§ **Task to carry out**
Could you rewrite the whole listing below as a numbered list, leaving out blank lines and any pictures?

....................

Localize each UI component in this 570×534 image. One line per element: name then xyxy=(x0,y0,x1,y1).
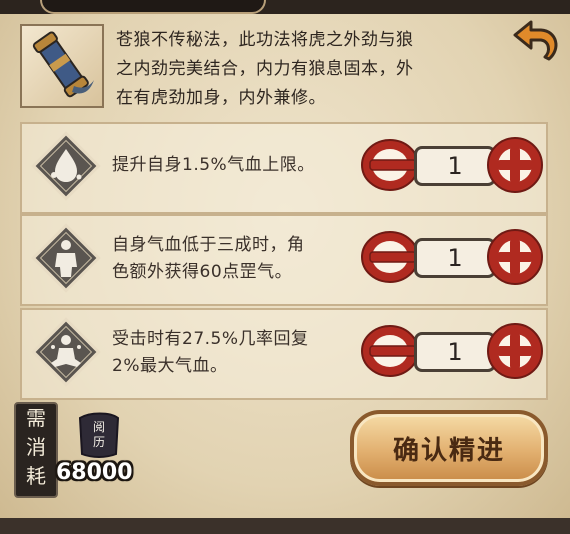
quantity-field[interactable]: 1 xyxy=(414,332,496,372)
description-text: 苍狼不传秘法，此功法将虎之外劲与狼 之内劲完美结合，内力有狼息固本，外 在有虎劲… xyxy=(116,26,498,113)
cost-label-char: 耗 xyxy=(26,464,46,488)
decrease-button[interactable] xyxy=(360,138,422,192)
option-row: 自身气血低于三成时，角 色额外获得60点罡气。 1 xyxy=(20,214,548,306)
meditation-figure-icon xyxy=(30,316,102,388)
cost-label: 需 消 耗 xyxy=(14,402,58,498)
currency-name-overlay: 历 xyxy=(93,435,105,449)
option-row: 受击时有27.5%几率回复 2%最大气血。 1 xyxy=(20,308,548,400)
option-line: 提升自身1.5%气血上限。 xyxy=(112,155,315,175)
increase-button[interactable] xyxy=(486,322,544,380)
top-tab xyxy=(40,0,266,14)
cost-label-char: 需 xyxy=(26,406,46,430)
option-row: 提升自身1.5%气血上限。 1 xyxy=(20,122,548,214)
option-line: 2%最大气血。 xyxy=(112,356,228,376)
option-line: 自身气血低于三成时，角 xyxy=(112,235,305,255)
option-description: 自身气血低于三成时，角 色额外获得60点罡气。 xyxy=(112,232,372,286)
increase-button[interactable] xyxy=(486,136,544,194)
option-description: 提升自身1.5%气血上限。 xyxy=(112,152,372,179)
description-line: 之内劲完美结合，内力有狼息固本，外 xyxy=(116,59,414,79)
bottom-frame xyxy=(0,518,570,534)
confirm-refine-button[interactable]: 确认精进 xyxy=(350,410,548,486)
option-line: 受击时有27.5%几率回复 xyxy=(112,329,309,349)
back-button[interactable] xyxy=(508,14,566,72)
body-figure-icon xyxy=(30,222,102,294)
description-line: 苍狼不传秘法，此功法将虎之外劲与狼 xyxy=(116,30,414,50)
scroll-item-icon xyxy=(20,24,104,108)
upgrade-panel: 苍狼不传秘法，此功法将虎之外劲与狼 之内劲完美结合，内力有狼息固本，外 在有虎劲… xyxy=(0,0,570,534)
svg-text:历: 历 xyxy=(93,435,105,449)
option-description: 受击时有27.5%几率回复 2%最大气血。 xyxy=(112,326,372,380)
increase-button[interactable] xyxy=(486,228,544,286)
water-drop-icon xyxy=(30,130,102,202)
back-arrow-icon xyxy=(513,20,558,61)
decrease-button[interactable] xyxy=(360,324,422,378)
cost-label-char: 消 xyxy=(26,435,46,459)
quantity-field[interactable]: 1 xyxy=(414,146,496,186)
option-line: 色额外获得60点罡气。 xyxy=(112,262,293,282)
quantity-field[interactable]: 1 xyxy=(414,238,496,278)
skill-description: 苍狼不传秘法，此功法将虎之外劲与狼 之内劲完美结合，内力有狼息固本，外 在有虎劲… xyxy=(20,20,498,114)
cost-amount: 68000 xyxy=(56,460,133,485)
description-line: 在有虎劲加身，内外兼修。 xyxy=(116,88,326,108)
decrease-button[interactable] xyxy=(360,230,422,284)
confirm-label: 确认精进 xyxy=(392,435,505,466)
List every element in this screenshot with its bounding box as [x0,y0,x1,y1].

....................

§ **Final answer**
1. Localize each UI component in this 570×534 image. One line per element: name then xyxy=(x0,y0,x1,y1).
2. quantity-field[interactable]: 1 xyxy=(414,332,496,372)
3. description-text: 苍狼不传秘法，此功法将虎之外劲与狼 之内劲完美结合，内力有狼息固本，外 在有虎劲… xyxy=(116,26,498,113)
4. cost-label-char: 耗 xyxy=(26,464,46,488)
5. decrease-button[interactable] xyxy=(360,138,422,192)
6. option-row: 自身气血低于三成时，角 色额外获得60点罡气。 1 xyxy=(20,214,548,306)
7. meditation-figure-icon xyxy=(30,316,102,388)
8. cost-label: 需 消 耗 xyxy=(14,402,58,498)
9. currency-name-overlay: 历 xyxy=(93,435,105,449)
10. option-row: 受击时有27.5%几率回复 2%最大气血。 1 xyxy=(20,308,548,400)
11. option-line: 提升自身1.5%气血上限。 xyxy=(112,155,315,175)
12. increase-button[interactable] xyxy=(486,322,544,380)
13. top-tab xyxy=(40,0,266,14)
14. cost-label-char: 需 xyxy=(26,406,46,430)
15. option-row: 提升自身1.5%气血上限。 1 xyxy=(20,122,548,214)
16. option-line: 2%最大气血。 xyxy=(112,356,228,376)
17. option-line: 自身气血低于三成时，角 xyxy=(112,235,305,255)
18. option-description: 自身气血低于三成时，角 色额外获得60点罡气。 xyxy=(112,232,372,286)
19. increase-button[interactable] xyxy=(486,136,544,194)
20. option-description: 提升自身1.5%气血上限。 xyxy=(112,152,372,179)
21. description-line: 之内劲完美结合，内力有狼息固本，外 xyxy=(116,59,414,79)
22. bottom-frame xyxy=(0,518,570,534)
23. confirm-refine-button[interactable]: 确认精进 xyxy=(350,410,548,486)
24. option-line: 受击时有27.5%几率回复 xyxy=(112,329,309,349)
25. back-button[interactable] xyxy=(508,14,566,72)
26. body-figure-icon xyxy=(30,222,102,294)
27. description-line: 苍狼不传秘法，此功法将虎之外劲与狼 xyxy=(116,30,414,50)
28. scroll-item-icon xyxy=(20,24,104,108)
29. upgrade-panel: 苍狼不传秘法，此功法将虎之外劲与狼 之内劲完美结合，内力有狼息固本，外 在有虎劲… xyxy=(0,0,570,534)
30. svg-text:历: 历 xyxy=(93,435,105,449)
31. option-description: 受击时有27.5%几率回复 2%最大气血。 xyxy=(112,326,372,380)
32. increase-button[interactable] xyxy=(486,228,544,286)
33. water-drop-icon xyxy=(30,130,102,202)
34. back-arrow-icon xyxy=(513,20,558,61)
35. decrease-button[interactable] xyxy=(360,324,422,378)
36. cost-label-char: 消 xyxy=(26,435,46,459)
37. quantity-field[interactable]: 1 xyxy=(414,146,496,186)
38. option-line: 色额外获得60点罡气。 xyxy=(112,262,293,282)
39. quantity-field[interactable]: 1 xyxy=(414,238,496,278)
40. skill-description: 苍狼不传秘法，此功法将虎之外劲与狼 之内劲完美结合，内力有狼息固本，外 在有虎劲… xyxy=(20,20,498,114)
41. cost-amount: 68000 xyxy=(56,460,133,485)
42. description-line: 在有虎劲加身，内外兼修。 xyxy=(116,88,326,108)
43. decrease-button[interactable] xyxy=(360,230,422,284)
44. confirm-label: 确认精进 xyxy=(392,435,505,466)
45. List every element in this screenshot with its bounding box as [x0,y0,x1,y1].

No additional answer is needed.